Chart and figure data
==============================

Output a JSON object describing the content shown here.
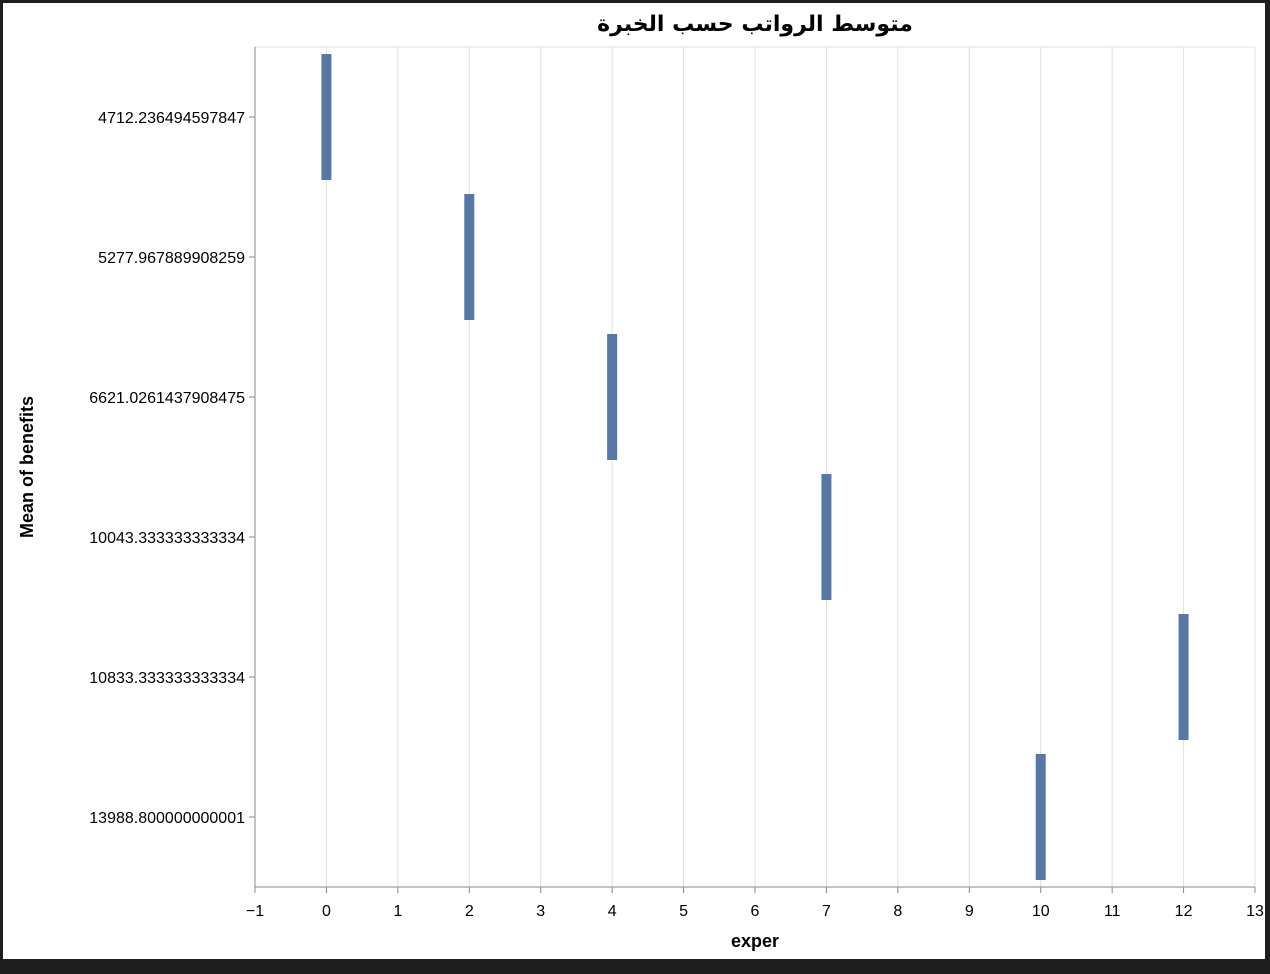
{
  "chart_data": {
    "type": "bar",
    "title": "متوسط الرواتب حسب الخبرة",
    "xlabel": "exper",
    "ylabel": "Mean of benefits",
    "xlim": [
      -1,
      13
    ],
    "x_ticks": [
      -1,
      0,
      1,
      2,
      3,
      4,
      5,
      6,
      7,
      8,
      9,
      10,
      11,
      12,
      13
    ],
    "x_tick_labels": [
      "−1",
      "0",
      "1",
      "2",
      "3",
      "4",
      "5",
      "6",
      "7",
      "8",
      "9",
      "10",
      "11",
      "12",
      "13"
    ],
    "y_scale": "band",
    "categories": [
      "4712.236494597847",
      "5277.967889908259",
      "6621.0261437908475",
      "10043.333333333334",
      "10833.333333333334",
      "13988.800000000001"
    ],
    "points": [
      {
        "x": 0,
        "y": "4712.236494597847"
      },
      {
        "x": 2,
        "y": "5277.967889908259"
      },
      {
        "x": 4,
        "y": "6621.0261437908475"
      },
      {
        "x": 7,
        "y": "10043.333333333334"
      },
      {
        "x": 12,
        "y": "10833.333333333334"
      },
      {
        "x": 10,
        "y": "13988.800000000001"
      }
    ],
    "grid": true,
    "colors": {
      "mark": "#5778a4",
      "grid": "#e0e0e0",
      "axis": "#888888"
    }
  }
}
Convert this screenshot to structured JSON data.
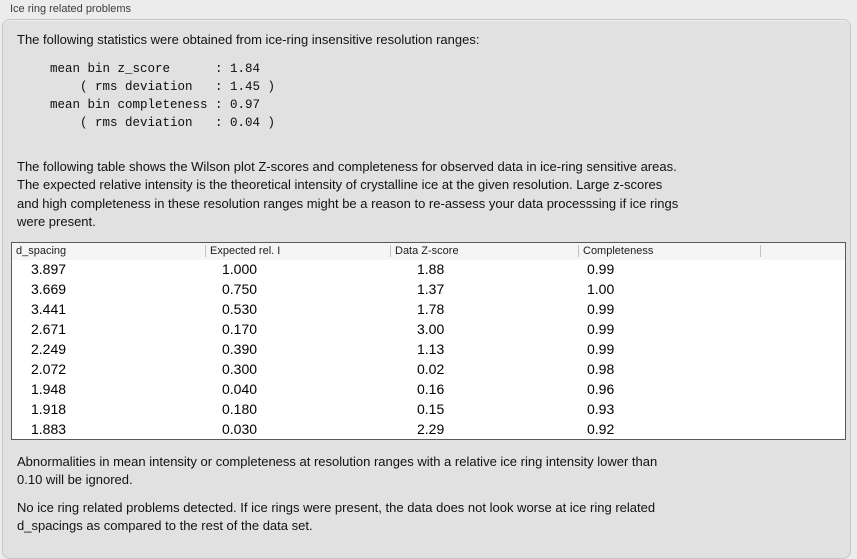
{
  "window": {
    "caption": "Ice ring related problems"
  },
  "panel": {
    "intro": "The following statistics were obtained from ice-ring insensitive resolution ranges:",
    "stats_block": "mean bin z_score      : 1.84\n    ( rms deviation   : 1.45 )\nmean bin completeness : 0.97\n    ( rms deviation   : 0.04 )",
    "stats": {
      "mean_bin_z_score": "1.84",
      "z_score_rms_deviation": "1.45",
      "mean_bin_completeness": "0.97",
      "completeness_rms_deviation": "0.04"
    },
    "table_description": "The following table shows the Wilson plot Z-scores and completeness for observed data in ice-ring sensitive areas.\nThe expected relative intensity is the theoretical intensity of crystalline ice at the given resolution. Large z-scores\nand high completeness in these resolution ranges might be a reason to re-assess your data processsing if ice rings\nwere present.",
    "note_ignore": "Abnormalities in mean intensity or completeness at resolution ranges with a relative ice ring intensity lower than\n0.10 will be ignored.",
    "conclusion": "No ice ring related problems detected. If ice rings were present, the data does not look worse at ice ring related\nd_spacings as compared to the rest of the data set."
  },
  "table": {
    "columns": [
      "d_spacing",
      "Expected rel. I",
      "Data Z-score",
      "Completeness",
      ""
    ],
    "rows": [
      [
        "3.897",
        "1.000",
        "1.88",
        "0.99"
      ],
      [
        "3.669",
        "0.750",
        "1.37",
        "1.00"
      ],
      [
        "3.441",
        "0.530",
        "1.78",
        "0.99"
      ],
      [
        "2.671",
        "0.170",
        "3.00",
        "0.99"
      ],
      [
        "2.249",
        "0.390",
        "1.13",
        "0.99"
      ],
      [
        "2.072",
        "0.300",
        "0.02",
        "0.98"
      ],
      [
        "1.948",
        "0.040",
        "0.16",
        "0.96"
      ],
      [
        "1.918",
        "0.180",
        "0.15",
        "0.93"
      ],
      [
        "1.883",
        "0.030",
        "2.29",
        "0.92"
      ]
    ]
  },
  "colors": {
    "page_background": "#ececec",
    "panel_background": "#e1e1e1",
    "panel_border": "#c6c6c6",
    "table_border": "#5a5a5a",
    "table_header_background": "#f5f5f5",
    "header_divider": "#c3c3c3",
    "text": "#121212"
  }
}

==============================

_WHAT TO WORK ON_. From the listing above, copy all lines holding the word "problems".

_SOLUTION_.
    "caption": "Ice ring related problems"
    "conclusion": "No ice ring related problems detected. If ice rings were present, the data does not look worse at ice ring related\nd_spacings as compared to the rest of the data set."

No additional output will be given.